### Exercise inputs
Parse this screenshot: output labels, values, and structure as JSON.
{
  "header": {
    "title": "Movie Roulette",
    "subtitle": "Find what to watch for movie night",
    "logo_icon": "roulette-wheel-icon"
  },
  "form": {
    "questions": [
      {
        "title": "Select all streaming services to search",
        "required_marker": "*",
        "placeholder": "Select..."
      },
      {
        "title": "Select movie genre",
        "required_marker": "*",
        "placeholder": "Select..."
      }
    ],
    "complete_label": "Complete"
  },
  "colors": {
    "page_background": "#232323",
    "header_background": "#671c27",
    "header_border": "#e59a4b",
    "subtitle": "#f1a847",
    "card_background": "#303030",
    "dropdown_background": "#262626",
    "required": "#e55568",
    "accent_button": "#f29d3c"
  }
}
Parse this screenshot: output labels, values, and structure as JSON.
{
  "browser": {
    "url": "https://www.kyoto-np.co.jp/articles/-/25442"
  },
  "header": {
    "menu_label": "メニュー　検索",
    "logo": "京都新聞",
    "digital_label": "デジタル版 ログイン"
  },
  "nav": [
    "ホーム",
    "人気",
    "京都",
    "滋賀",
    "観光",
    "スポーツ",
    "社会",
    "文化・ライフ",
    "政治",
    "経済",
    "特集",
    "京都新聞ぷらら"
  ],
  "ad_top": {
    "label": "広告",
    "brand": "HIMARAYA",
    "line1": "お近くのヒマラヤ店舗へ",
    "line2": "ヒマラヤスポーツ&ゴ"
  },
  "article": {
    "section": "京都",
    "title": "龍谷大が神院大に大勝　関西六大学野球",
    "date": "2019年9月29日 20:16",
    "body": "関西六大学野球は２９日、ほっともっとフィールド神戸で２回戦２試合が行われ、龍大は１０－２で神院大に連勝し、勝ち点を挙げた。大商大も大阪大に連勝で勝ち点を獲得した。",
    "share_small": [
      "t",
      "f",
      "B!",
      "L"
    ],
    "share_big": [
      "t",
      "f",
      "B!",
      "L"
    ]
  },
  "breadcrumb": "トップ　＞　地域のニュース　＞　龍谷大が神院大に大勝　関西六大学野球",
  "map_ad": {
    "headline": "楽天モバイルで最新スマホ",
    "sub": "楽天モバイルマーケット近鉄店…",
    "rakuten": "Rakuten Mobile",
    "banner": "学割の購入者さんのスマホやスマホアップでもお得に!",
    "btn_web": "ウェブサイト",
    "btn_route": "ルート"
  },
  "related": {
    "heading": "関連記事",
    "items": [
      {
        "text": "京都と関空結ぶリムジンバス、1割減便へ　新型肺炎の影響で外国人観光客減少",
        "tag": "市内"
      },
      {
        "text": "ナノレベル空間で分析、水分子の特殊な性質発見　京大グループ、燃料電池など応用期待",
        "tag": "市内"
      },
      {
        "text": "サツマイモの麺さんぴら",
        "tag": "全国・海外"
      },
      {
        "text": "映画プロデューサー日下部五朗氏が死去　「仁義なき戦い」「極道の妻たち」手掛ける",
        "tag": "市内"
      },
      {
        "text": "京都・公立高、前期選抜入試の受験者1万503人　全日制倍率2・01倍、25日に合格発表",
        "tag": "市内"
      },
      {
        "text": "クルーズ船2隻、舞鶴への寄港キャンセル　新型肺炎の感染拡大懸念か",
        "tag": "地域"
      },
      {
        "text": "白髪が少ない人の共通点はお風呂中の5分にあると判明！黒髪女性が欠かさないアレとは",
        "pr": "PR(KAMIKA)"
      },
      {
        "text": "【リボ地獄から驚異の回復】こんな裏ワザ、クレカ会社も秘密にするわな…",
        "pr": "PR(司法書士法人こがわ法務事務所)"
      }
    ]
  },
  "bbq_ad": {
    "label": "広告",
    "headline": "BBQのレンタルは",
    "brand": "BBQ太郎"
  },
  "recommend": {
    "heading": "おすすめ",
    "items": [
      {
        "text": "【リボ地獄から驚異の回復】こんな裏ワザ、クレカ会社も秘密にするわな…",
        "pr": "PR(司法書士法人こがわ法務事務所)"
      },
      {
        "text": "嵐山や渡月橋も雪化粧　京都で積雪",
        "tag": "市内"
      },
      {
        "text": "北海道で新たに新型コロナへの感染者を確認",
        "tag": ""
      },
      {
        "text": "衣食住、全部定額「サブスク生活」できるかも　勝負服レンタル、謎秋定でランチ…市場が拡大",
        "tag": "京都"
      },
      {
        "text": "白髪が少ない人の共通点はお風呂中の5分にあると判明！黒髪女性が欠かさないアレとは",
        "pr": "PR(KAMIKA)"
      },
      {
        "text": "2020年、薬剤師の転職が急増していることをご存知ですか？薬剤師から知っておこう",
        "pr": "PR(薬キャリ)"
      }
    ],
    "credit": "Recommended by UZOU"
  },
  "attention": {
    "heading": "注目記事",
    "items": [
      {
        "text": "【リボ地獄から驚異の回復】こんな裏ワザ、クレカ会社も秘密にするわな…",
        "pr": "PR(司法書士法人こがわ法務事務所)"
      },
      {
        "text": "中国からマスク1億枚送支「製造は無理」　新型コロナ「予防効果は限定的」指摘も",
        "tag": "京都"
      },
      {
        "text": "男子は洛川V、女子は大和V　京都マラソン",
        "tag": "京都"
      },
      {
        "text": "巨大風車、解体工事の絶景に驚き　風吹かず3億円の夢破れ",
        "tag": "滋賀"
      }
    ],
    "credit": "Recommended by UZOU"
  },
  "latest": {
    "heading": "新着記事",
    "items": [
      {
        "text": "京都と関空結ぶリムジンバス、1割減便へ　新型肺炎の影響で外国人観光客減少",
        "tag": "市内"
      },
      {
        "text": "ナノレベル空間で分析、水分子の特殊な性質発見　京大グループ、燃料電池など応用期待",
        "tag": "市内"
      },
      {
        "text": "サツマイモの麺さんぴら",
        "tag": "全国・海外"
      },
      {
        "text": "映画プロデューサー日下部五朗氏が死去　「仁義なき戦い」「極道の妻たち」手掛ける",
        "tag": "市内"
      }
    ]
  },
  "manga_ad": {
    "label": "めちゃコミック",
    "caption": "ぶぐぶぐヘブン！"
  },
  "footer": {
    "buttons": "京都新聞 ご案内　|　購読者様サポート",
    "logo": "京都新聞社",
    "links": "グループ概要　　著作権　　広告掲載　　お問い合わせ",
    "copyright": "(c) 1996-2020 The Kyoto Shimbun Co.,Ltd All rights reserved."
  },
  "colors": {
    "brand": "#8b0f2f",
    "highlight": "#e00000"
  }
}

### Goal
Extract all the material, leaving every line as it is.

### Solution for this exercise
Parse this screenshot: output labels, values, and structure as JSON.
{
  "header": {
    "title": "Movie Roulette",
    "subtitle": "Find what to watch for movie night",
    "logo_icon": "roulette-wheel-icon"
  },
  "form": {
    "questions": [
      {
        "title": "Select all streaming services to search",
        "required_marker": "*",
        "placeholder": "Select..."
      },
      {
        "title": "Select movie genre",
        "required_marker": "*",
        "placeholder": "Select..."
      }
    ],
    "complete_label": "Complete"
  },
  "colors": {
    "page_background": "#232323",
    "header_background": "#671c27",
    "header_border": "#e59a4b",
    "subtitle": "#f1a847",
    "card_background": "#303030",
    "dropdown_background": "#262626",
    "required": "#e55568",
    "accent_button": "#f29d3c"
  }
}
Parse this screenshot: output labels, values, and structure as JSON.
{
  "browser": {
    "url": "https://www.kyoto-np.co.jp/articles/-/25442"
  },
  "header": {
    "menu_label": "メニュー　検索",
    "logo": "京都新聞",
    "digital_label": "デジタル版 ログイン"
  },
  "nav": [
    "ホーム",
    "人気",
    "京都",
    "滋賀",
    "観光",
    "スポーツ",
    "社会",
    "文化・ライフ",
    "政治",
    "経済",
    "特集",
    "京都新聞ぷらら"
  ],
  "ad_top": {
    "label": "広告",
    "brand": "HIMARAYA",
    "line1": "お近くのヒマラヤ店舗へ",
    "line2": "ヒマラヤスポーツ&ゴ"
  },
  "article": {
    "section": "京都",
    "title": "龍谷大が神院大に大勝　関西六大学野球",
    "date": "2019年9月29日 20:16",
    "body": "関西六大学野球は２９日、ほっともっとフィールド神戸で２回戦２試合が行われ、龍大は１０－２で神院大に連勝し、勝ち点を挙げた。大商大も大阪大に連勝で勝ち点を獲得した。",
    "share_small": [
      "t",
      "f",
      "B!",
      "L"
    ],
    "share_big": [
      "t",
      "f",
      "B!",
      "L"
    ]
  },
  "breadcrumb": "トップ　＞　地域のニュース　＞　龍谷大が神院大に大勝　関西六大学野球",
  "map_ad": {
    "headline": "楽天モバイルで最新スマホ",
    "sub": "楽天モバイルマーケット近鉄店…",
    "rakuten": "Rakuten Mobile",
    "banner": "学割の購入者さんのスマホやスマホアップでもお得に!",
    "btn_web": "ウェブサイト",
    "btn_route": "ルート"
  },
  "related": {
    "heading": "関連記事",
    "items": [
      {
        "text": "京都と関空結ぶリムジンバス、1割減便へ　新型肺炎の影響で外国人観光客減少",
        "tag": "市内"
      },
      {
        "text": "ナノレベル空間で分析、水分子の特殊な性質発見　京大グループ、燃料電池など応用期待",
        "tag": "市内"
      },
      {
        "text": "サツマイモの麺さんぴら",
        "tag": "全国・海外"
      },
      {
        "text": "映画プロデューサー日下部五朗氏が死去　「仁義なき戦い」「極道の妻たち」手掛ける",
        "tag": "市内"
      },
      {
        "text": "京都・公立高、前期選抜入試の受験者1万503人　全日制倍率2・01倍、25日に合格発表",
        "tag": "市内"
      },
      {
        "text": "クルーズ船2隻、舞鶴への寄港キャンセル　新型肺炎の感染拡大懸念か",
        "tag": "地域"
      },
      {
        "text": "白髪が少ない人の共通点はお風呂中の5分にあると判明！黒髪女性が欠かさないアレとは",
        "pr": "PR(KAMIKA)"
      },
      {
        "text": "【リボ地獄から驚異の回復】こんな裏ワザ、クレカ会社も秘密にするわな…",
        "pr": "PR(司法書士法人こがわ法務事務所)"
      }
    ]
  },
  "bbq_ad": {
    "label": "広告",
    "headline": "BBQのレンタルは",
    "brand": "BBQ太郎"
  },
  "recommend": {
    "heading": "おすすめ",
    "items": [
      {
        "text": "【リボ地獄から驚異の回復】こんな裏ワザ、クレカ会社も秘密にするわな…",
        "pr": "PR(司法書士法人こがわ法務事務所)"
      },
      {
        "text": "嵐山や渡月橋も雪化粧　京都で積雪",
        "tag": "市内"
      },
      {
        "text": "北海道で新たに新型コロナへの感染者を確認",
        "tag": ""
      },
      {
        "text": "衣食住、全部定額「サブスク生活」できるかも　勝負服レンタル、謎秋定でランチ…市場が拡大",
        "tag": "京都"
      },
      {
        "text": "白髪が少ない人の共通点はお風呂中の5分にあると判明！黒髪女性が欠かさないアレとは",
        "pr": "PR(KAMIKA)"
      },
      {
        "text": "2020年、薬剤師の転職が急増していることをご存知ですか？薬剤師から知っておこう",
        "pr": "PR(薬キャリ)"
      }
    ],
    "credit": "Recommended by UZOU"
  },
  "attention": {
    "heading": "注目記事",
    "items": [
      {
        "text": "【リボ地獄から驚異の回復】こんな裏ワザ、クレカ会社も秘密にするわな…",
        "pr": "PR(司法書士法人こがわ法務事務所)"
      },
      {
        "text": "中国からマスク1億枚送支「製造は無理」　新型コロナ「予防効果は限定的」指摘も",
        "tag": "京都"
      },
      {
        "text": "男子は洛川V、女子は大和V　京都マラソン",
        "tag": "京都"
      },
      {
        "text": "巨大風車、解体工事の絶景に驚き　風吹かず3億円の夢破れ",
        "tag": "滋賀"
      }
    ],
    "credit": "Recommended by UZOU"
  },
  "latest": {
    "heading": "新着記事",
    "items": [
      {
        "text": "京都と関空結ぶリムジンバス、1割減便へ　新型肺炎の影響で外国人観光客減少",
        "tag": "市内"
      },
      {
        "text": "ナノレベル空間で分析、水分子の特殊な性質発見　京大グループ、燃料電池など応用期待",
        "tag": "市内"
      },
      {
        "text": "サツマイモの麺さんぴら",
        "tag": "全国・海外"
      },
      {
        "text": "映画プロデューサー日下部五朗氏が死去　「仁義なき戦い」「極道の妻たち」手掛ける",
        "tag": "市内"
      }
    ]
  },
  "manga_ad": {
    "label": "めちゃコミック",
    "caption": "ぶぐぶぐヘブン！"
  },
  "footer": {
    "buttons": "京都新聞 ご案内　|　購読者様サポート",
    "logo": "京都新聞社",
    "links": "グループ概要　　著作権　　広告掲載　　お問い合わせ",
    "copyright": "(c) 1996-2020 The Kyoto Shimbun Co.,Ltd All rights reserved."
  },
  "colors": {
    "brand": "#8b0f2f",
    "highlight": "#e00000"
  }
}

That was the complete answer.